## Task details
Copy each line that contains the string "Retido".

[begin Given data]

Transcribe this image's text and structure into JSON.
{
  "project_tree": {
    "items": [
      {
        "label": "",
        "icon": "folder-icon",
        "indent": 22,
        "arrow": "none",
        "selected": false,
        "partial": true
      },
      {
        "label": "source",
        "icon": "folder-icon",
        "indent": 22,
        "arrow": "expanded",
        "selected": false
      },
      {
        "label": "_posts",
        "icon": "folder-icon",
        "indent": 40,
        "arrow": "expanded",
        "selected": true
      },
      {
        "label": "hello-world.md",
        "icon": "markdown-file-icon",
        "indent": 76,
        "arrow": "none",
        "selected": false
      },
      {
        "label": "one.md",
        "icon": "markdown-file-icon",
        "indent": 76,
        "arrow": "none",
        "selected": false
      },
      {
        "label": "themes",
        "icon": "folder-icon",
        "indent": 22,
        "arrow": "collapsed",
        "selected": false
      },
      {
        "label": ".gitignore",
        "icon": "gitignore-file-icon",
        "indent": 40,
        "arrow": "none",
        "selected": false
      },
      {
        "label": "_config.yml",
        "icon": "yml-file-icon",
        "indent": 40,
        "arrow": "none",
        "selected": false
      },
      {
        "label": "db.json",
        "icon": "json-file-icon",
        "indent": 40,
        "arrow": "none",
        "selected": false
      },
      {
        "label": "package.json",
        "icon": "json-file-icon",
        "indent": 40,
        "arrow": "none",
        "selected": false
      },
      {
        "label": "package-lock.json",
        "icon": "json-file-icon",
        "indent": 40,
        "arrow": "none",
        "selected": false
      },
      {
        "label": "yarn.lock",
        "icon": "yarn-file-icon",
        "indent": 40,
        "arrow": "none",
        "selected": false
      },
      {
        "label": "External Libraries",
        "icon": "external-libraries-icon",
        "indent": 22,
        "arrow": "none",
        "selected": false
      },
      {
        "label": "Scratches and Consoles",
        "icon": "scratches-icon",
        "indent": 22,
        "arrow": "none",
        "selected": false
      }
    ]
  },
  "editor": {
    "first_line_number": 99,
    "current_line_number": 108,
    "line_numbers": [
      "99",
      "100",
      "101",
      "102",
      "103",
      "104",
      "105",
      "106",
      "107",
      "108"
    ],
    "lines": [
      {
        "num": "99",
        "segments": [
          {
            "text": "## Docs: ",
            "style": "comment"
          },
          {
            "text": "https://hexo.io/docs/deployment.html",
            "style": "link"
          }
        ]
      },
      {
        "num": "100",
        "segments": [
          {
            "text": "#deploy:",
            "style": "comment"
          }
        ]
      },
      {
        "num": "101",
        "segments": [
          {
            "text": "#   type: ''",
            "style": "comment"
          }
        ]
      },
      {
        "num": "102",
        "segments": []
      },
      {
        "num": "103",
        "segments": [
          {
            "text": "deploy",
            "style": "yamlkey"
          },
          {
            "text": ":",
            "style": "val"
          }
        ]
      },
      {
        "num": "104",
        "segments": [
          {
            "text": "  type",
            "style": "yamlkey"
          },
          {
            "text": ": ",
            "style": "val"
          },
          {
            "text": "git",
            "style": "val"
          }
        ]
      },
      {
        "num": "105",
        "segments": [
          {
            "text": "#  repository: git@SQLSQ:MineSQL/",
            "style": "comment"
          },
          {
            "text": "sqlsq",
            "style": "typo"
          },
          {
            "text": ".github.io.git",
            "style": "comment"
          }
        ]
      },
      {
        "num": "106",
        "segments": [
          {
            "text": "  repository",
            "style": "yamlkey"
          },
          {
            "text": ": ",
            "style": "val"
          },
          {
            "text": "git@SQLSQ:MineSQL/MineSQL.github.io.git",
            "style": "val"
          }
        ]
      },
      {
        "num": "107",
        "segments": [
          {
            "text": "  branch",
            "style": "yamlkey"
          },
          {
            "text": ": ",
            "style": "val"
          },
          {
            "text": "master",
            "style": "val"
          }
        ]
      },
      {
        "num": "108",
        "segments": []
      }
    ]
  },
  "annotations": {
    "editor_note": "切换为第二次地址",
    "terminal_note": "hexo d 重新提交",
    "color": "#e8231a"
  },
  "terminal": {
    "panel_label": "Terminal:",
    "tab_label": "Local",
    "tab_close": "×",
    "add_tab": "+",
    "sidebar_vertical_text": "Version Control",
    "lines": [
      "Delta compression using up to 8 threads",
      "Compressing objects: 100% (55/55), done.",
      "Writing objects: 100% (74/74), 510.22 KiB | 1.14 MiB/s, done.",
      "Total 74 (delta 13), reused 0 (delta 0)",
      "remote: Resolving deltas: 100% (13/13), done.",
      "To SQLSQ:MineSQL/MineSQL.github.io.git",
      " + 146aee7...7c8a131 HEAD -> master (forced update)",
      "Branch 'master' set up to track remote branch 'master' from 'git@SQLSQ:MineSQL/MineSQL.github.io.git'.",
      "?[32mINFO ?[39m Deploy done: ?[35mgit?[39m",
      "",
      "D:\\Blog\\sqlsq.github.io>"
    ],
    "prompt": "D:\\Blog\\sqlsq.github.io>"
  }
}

[end Given data]
[begin Given data]

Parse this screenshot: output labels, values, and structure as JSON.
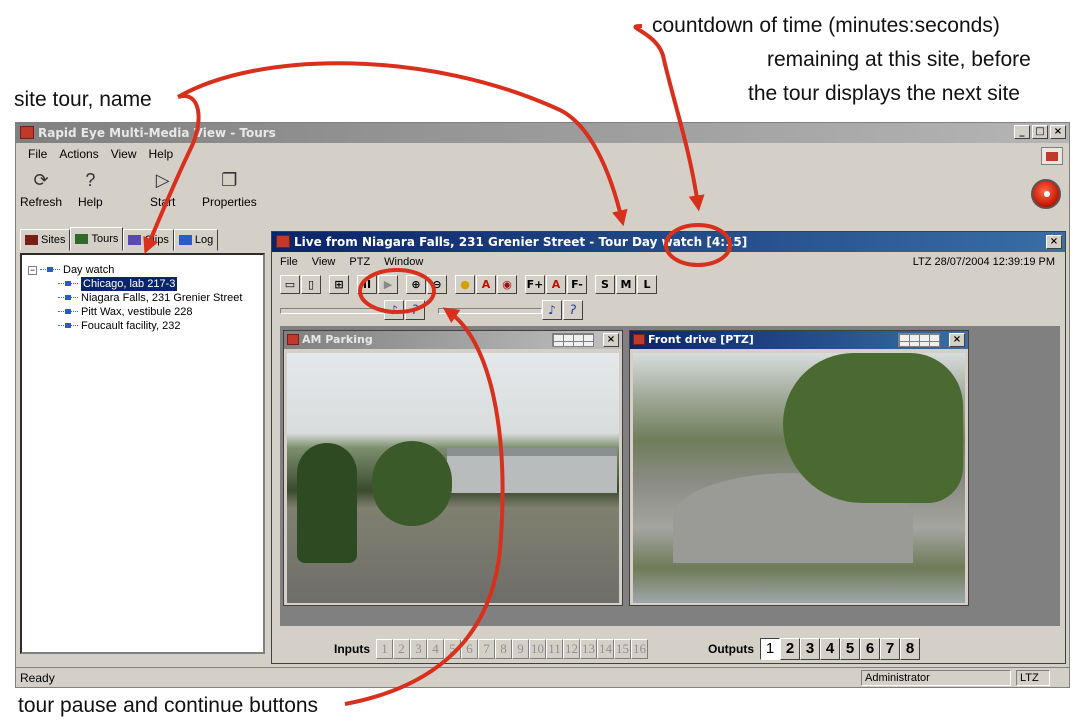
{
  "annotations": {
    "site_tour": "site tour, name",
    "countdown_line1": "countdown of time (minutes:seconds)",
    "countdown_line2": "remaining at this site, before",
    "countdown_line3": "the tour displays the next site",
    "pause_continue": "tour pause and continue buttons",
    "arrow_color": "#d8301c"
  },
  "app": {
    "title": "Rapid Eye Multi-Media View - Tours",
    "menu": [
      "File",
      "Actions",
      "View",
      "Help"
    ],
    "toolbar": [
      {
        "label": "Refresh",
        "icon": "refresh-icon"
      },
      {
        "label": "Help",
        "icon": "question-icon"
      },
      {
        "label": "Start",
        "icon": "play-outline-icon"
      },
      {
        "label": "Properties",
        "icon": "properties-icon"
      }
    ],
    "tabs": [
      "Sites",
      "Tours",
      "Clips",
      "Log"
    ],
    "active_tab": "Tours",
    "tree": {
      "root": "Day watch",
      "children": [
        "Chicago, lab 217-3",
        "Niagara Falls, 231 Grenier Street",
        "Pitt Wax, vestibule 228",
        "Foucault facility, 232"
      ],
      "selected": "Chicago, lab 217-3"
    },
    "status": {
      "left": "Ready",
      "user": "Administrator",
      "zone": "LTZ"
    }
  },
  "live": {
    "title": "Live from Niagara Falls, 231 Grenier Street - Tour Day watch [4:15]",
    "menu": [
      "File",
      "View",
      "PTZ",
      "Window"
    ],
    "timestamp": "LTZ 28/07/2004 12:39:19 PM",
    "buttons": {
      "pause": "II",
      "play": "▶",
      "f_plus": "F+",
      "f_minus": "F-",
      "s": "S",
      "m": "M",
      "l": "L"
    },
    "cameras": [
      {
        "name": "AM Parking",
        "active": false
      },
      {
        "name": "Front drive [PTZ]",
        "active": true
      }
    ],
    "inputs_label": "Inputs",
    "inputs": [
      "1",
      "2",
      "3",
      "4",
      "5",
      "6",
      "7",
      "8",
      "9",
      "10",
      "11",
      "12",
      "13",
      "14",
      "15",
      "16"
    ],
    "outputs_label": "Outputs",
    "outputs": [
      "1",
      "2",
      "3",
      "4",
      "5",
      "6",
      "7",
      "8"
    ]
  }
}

[end Given data]
[begin Given data]

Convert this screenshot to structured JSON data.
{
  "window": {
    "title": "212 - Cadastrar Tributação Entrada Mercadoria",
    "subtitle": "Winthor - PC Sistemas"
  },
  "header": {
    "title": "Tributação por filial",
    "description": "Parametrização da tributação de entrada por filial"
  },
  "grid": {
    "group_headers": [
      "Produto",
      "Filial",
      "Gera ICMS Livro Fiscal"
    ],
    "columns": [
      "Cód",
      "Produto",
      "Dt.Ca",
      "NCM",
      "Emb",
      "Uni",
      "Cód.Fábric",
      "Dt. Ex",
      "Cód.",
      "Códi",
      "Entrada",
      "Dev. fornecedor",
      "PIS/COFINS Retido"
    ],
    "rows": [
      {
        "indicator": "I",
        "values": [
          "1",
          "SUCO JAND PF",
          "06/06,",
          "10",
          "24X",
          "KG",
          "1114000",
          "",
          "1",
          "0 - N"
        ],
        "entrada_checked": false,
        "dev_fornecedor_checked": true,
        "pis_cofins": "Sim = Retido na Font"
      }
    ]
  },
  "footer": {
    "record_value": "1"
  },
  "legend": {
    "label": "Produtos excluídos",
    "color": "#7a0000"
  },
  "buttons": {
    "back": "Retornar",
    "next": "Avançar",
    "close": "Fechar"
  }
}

[end Given data]

## Completed exercise
      "PIS/COFINS Retido"
        "pis_cofins": "Sim = Retido na Font"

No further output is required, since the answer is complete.